**Work required:** In the data below, find the line containing "Give me a plain-text"; reproduce that line and all subsequent lines exactly, and nothing else.

* Begin Input for this task *

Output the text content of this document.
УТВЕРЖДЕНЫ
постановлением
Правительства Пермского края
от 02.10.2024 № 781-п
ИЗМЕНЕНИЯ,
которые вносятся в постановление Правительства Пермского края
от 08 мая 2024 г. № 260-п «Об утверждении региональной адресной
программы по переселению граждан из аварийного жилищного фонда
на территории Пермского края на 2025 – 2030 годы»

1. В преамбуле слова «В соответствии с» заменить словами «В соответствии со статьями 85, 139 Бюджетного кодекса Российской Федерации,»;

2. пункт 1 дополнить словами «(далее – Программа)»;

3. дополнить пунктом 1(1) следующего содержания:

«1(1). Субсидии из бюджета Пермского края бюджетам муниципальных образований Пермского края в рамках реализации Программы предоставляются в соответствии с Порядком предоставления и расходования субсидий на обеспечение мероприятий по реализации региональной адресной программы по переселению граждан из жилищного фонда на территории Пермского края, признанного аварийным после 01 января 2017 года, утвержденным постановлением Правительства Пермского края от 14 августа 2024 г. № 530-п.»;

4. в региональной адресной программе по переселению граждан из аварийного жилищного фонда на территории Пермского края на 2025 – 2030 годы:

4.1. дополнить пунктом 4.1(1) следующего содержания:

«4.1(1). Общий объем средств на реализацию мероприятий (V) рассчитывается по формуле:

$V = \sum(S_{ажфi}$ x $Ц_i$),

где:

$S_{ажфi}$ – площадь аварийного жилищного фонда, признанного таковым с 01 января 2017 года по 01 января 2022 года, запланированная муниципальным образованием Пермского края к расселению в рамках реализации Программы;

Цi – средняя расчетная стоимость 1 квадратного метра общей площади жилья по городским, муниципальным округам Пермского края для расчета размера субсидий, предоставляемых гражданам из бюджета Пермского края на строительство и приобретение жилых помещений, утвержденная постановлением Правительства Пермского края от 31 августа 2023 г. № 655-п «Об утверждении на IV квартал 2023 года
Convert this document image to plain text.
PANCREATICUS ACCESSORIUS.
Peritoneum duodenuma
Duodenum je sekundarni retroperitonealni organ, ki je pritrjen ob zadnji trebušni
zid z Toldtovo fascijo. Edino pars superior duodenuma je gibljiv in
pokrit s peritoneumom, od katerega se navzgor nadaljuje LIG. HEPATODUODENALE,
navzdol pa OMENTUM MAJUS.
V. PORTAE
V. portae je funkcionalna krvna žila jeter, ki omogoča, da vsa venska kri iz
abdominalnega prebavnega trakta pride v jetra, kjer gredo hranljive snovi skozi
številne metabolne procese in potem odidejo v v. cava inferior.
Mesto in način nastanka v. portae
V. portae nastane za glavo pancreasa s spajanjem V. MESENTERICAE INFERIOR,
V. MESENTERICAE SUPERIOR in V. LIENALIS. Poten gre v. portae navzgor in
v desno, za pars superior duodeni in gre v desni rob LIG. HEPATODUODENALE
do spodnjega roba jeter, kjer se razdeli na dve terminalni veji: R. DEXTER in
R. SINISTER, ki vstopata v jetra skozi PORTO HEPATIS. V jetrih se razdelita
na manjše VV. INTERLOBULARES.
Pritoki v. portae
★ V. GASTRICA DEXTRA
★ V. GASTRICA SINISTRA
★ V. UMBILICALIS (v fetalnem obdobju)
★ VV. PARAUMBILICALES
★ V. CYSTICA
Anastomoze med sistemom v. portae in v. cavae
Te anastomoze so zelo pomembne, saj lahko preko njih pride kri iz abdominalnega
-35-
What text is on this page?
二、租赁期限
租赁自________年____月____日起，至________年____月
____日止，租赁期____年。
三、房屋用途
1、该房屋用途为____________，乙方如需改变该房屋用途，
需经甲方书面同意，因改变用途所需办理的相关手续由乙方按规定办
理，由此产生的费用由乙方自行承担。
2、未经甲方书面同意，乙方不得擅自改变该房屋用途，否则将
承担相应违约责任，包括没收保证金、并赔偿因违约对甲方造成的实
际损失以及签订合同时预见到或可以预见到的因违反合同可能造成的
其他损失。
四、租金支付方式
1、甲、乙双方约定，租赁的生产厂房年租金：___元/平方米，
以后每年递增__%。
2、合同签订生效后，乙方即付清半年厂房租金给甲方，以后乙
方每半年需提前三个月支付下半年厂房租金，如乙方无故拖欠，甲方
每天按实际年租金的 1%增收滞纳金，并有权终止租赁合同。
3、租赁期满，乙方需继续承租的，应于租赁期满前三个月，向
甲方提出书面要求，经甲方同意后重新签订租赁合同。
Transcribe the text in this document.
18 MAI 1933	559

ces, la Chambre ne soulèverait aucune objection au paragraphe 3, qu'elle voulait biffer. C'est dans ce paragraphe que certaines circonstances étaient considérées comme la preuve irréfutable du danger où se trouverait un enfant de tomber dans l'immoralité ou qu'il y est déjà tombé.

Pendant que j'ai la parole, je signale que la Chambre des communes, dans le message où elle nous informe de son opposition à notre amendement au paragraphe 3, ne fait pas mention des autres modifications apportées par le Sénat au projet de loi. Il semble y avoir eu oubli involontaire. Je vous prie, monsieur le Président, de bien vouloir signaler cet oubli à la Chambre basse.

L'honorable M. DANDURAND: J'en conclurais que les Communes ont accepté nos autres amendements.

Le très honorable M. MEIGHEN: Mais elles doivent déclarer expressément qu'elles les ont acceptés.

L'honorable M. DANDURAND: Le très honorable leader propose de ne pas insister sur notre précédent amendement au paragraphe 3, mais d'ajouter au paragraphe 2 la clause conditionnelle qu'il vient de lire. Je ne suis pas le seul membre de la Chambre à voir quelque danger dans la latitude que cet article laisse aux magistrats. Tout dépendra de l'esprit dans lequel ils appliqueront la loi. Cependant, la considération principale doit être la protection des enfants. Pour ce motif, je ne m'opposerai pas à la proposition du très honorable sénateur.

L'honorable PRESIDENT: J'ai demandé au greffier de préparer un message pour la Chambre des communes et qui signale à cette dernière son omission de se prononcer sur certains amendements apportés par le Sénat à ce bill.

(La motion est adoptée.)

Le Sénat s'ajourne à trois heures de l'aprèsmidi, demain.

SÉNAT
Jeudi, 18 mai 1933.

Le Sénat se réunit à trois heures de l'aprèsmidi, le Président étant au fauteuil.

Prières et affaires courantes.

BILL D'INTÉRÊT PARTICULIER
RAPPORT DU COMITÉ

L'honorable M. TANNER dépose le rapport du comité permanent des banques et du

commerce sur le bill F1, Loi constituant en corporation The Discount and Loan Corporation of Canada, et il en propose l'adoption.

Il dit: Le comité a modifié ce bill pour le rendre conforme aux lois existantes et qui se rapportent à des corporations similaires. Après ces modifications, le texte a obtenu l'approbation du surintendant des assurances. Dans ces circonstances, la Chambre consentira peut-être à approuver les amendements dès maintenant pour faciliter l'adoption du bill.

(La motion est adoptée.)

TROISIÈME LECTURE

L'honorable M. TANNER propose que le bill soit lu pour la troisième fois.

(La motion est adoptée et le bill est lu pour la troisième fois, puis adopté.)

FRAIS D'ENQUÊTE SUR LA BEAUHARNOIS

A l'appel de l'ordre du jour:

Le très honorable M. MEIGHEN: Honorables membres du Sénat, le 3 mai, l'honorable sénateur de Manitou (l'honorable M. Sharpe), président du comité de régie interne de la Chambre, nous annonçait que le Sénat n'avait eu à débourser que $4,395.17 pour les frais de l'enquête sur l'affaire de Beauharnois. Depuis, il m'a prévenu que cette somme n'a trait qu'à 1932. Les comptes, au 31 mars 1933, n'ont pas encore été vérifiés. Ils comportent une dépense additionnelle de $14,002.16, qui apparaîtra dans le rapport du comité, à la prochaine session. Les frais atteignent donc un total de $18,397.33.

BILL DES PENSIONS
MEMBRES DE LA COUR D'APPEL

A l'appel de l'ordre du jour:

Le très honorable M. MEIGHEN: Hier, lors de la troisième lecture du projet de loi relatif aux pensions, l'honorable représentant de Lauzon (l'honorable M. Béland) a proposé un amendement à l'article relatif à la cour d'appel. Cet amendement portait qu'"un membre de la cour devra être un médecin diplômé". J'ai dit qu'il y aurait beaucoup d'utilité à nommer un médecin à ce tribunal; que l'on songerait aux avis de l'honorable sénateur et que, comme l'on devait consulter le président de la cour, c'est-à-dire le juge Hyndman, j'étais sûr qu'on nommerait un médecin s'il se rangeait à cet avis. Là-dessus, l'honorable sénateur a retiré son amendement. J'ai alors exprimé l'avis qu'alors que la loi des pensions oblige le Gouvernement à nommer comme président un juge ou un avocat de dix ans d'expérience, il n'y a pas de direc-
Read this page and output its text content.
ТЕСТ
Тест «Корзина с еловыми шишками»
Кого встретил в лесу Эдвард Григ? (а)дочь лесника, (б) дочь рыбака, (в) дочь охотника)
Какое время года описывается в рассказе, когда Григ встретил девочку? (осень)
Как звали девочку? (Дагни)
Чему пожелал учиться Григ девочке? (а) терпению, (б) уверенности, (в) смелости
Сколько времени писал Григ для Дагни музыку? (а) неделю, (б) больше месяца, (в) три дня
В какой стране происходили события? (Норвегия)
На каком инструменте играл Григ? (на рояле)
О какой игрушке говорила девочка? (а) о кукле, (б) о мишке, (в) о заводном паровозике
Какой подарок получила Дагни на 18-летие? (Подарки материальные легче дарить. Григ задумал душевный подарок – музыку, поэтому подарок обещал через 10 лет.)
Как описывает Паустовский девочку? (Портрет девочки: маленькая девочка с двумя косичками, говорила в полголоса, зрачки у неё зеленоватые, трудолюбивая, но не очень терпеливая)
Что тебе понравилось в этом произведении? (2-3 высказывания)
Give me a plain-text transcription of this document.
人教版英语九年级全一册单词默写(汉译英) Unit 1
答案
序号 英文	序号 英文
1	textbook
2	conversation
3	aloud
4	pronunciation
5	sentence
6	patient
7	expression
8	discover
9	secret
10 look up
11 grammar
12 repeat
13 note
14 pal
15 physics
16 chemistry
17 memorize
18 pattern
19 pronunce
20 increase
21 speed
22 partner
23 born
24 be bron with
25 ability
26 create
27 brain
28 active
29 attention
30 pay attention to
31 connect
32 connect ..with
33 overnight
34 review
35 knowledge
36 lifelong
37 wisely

* End Input for this task *

**Output:**
Give me a plain-text transcription of this document.
人教版英语九年级全一册单词默写(汉译英) Unit 1
答案
序号 英文	序号 英文
1	textbook
2	conversation
3	aloud
4	pronunciation
5	sentence
6	patient
7	expression
8	discover
9	secret
10 look up
11 grammar
12 repeat
13 note
14 pal
15 physics
16 chemistry
17 memorize
18 pattern
19 pronunce
20 increase
21 speed
22 partner
23 born
24 be bron with
25 ability
26 create
27 brain
28 active
29 attention
30 pay attention to
31 connect
32 connect ..with
33 overnight
34 review
35 knowledge
36 lifelong
37 wisely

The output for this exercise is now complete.